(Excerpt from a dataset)
+++
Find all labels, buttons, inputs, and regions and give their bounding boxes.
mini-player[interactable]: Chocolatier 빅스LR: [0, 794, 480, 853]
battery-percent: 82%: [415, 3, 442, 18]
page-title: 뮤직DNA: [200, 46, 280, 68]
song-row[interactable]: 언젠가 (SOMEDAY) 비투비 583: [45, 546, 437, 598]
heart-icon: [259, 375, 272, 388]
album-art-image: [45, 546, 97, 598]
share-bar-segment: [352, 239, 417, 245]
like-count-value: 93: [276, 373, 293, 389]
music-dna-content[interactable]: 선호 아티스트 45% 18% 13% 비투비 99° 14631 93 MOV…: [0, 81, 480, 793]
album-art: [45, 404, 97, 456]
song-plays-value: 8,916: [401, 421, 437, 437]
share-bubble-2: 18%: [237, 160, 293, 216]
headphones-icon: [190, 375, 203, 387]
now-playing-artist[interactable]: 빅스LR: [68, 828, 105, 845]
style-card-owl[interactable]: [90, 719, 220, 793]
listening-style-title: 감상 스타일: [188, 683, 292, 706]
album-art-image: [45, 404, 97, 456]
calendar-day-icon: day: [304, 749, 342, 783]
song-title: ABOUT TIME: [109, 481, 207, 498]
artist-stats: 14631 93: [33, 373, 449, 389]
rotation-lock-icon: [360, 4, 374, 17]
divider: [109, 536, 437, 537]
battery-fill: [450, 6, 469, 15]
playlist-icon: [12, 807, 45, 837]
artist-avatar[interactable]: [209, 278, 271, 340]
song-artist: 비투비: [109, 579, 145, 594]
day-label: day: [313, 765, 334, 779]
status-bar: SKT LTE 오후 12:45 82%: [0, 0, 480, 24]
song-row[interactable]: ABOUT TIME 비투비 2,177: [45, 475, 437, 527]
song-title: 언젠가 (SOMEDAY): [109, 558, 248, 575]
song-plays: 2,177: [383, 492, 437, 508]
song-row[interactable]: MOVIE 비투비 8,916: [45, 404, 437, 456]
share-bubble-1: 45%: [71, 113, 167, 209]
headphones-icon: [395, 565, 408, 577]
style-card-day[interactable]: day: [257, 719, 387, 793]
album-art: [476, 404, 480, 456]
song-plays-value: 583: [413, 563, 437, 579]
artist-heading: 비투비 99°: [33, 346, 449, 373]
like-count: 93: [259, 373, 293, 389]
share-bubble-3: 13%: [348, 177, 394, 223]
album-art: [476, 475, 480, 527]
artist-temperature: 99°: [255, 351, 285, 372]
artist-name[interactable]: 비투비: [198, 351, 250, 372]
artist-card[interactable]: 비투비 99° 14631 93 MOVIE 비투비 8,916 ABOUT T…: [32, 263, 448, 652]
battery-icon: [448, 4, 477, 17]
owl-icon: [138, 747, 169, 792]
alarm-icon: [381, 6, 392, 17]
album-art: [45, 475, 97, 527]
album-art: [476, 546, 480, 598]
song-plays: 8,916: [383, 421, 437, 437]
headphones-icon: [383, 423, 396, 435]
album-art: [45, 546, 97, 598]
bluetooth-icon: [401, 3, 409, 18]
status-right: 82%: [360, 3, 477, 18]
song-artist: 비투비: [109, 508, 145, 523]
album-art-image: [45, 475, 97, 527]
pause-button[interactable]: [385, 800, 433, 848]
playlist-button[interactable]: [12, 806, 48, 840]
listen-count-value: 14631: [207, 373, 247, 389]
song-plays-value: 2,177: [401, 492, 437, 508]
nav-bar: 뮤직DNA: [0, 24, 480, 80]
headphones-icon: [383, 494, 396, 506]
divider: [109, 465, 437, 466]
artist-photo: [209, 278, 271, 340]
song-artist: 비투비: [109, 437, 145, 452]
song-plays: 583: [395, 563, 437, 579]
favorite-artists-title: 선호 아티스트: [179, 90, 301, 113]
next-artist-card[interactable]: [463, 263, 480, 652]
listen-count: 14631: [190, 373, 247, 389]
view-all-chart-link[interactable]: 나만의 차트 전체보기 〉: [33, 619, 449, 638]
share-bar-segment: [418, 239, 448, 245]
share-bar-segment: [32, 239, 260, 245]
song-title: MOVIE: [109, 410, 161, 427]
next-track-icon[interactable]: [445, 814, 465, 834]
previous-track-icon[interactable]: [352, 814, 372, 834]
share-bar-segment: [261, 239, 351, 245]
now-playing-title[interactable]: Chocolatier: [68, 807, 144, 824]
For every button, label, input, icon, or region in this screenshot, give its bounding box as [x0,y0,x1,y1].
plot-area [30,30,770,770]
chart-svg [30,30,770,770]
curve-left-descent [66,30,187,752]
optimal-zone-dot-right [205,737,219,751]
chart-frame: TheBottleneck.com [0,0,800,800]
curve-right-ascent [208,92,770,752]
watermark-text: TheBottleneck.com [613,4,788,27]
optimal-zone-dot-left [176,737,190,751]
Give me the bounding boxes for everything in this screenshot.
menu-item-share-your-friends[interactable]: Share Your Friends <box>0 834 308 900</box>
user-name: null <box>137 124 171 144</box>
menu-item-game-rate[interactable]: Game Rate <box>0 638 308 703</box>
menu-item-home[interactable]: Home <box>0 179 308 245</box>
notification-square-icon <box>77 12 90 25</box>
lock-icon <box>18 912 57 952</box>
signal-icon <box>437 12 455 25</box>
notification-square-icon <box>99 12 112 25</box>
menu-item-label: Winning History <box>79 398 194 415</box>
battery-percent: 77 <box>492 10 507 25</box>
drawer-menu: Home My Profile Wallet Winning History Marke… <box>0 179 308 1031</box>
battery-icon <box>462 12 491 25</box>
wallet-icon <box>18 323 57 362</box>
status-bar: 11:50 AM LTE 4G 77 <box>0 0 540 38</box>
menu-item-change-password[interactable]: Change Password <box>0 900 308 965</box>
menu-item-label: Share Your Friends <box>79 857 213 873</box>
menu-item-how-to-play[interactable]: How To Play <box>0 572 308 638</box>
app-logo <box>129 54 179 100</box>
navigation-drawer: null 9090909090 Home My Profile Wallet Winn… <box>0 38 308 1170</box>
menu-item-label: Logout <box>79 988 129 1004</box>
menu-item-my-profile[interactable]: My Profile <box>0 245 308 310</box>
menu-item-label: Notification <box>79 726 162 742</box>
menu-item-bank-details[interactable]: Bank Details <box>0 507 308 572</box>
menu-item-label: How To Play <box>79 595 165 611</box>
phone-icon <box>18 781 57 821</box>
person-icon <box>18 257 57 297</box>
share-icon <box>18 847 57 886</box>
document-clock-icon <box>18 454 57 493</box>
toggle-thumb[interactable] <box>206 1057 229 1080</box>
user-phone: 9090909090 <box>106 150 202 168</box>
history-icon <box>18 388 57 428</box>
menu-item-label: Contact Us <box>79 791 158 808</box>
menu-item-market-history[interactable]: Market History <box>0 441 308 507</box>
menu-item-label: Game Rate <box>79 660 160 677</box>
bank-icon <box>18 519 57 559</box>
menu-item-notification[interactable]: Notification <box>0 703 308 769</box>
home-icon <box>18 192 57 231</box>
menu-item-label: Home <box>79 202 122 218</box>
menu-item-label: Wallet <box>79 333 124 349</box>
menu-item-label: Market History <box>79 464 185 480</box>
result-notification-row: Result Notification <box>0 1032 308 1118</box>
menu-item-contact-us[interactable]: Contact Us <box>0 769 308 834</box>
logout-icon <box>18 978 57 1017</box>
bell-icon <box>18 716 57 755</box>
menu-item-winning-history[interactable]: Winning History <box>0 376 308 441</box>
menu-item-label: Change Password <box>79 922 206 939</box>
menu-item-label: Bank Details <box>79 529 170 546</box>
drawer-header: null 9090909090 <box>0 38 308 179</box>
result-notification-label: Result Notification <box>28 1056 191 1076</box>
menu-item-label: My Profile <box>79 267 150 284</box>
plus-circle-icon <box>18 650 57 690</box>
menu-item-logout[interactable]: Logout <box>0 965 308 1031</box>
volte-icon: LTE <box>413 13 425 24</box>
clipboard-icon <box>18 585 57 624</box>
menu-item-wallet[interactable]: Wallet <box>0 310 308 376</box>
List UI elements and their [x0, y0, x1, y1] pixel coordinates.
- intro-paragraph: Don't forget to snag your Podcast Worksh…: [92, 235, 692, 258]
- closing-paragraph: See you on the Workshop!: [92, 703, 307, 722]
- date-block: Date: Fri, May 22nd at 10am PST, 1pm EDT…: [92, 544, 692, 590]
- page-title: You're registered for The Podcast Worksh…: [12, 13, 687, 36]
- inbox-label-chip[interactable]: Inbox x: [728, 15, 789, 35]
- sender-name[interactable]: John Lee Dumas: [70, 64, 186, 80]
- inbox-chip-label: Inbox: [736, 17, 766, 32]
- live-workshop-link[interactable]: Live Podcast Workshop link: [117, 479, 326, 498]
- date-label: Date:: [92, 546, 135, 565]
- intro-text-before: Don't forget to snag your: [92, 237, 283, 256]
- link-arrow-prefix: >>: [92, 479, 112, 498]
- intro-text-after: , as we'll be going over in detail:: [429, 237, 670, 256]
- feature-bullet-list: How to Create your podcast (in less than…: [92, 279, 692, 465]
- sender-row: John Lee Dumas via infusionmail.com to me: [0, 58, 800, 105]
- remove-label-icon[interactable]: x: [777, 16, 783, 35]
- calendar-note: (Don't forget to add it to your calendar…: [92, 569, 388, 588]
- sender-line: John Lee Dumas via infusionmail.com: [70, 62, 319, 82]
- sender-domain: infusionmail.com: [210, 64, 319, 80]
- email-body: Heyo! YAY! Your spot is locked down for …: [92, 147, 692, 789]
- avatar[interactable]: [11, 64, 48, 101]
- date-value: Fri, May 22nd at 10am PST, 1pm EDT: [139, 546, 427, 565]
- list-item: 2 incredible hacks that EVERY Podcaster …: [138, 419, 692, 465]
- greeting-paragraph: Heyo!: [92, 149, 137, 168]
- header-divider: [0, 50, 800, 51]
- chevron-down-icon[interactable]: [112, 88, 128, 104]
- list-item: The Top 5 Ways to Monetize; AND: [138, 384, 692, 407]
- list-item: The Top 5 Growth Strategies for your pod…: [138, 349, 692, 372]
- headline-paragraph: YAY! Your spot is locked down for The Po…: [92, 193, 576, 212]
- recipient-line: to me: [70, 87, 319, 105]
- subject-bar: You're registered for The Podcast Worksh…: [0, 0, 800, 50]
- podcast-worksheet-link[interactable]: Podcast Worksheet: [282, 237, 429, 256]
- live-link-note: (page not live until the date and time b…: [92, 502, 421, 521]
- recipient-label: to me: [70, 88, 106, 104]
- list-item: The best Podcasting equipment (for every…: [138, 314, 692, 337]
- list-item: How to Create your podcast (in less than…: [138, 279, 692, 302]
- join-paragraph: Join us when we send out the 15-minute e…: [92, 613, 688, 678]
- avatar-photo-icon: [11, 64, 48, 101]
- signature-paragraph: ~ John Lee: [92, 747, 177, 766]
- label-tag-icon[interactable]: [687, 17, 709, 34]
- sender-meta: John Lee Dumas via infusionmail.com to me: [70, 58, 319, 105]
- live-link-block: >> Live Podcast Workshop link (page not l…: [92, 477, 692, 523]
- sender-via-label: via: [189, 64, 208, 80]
+++
GOAL: Count the lines in the items above that contain the string "chip", and give only the number.

COMPLETE OUTPUT: 2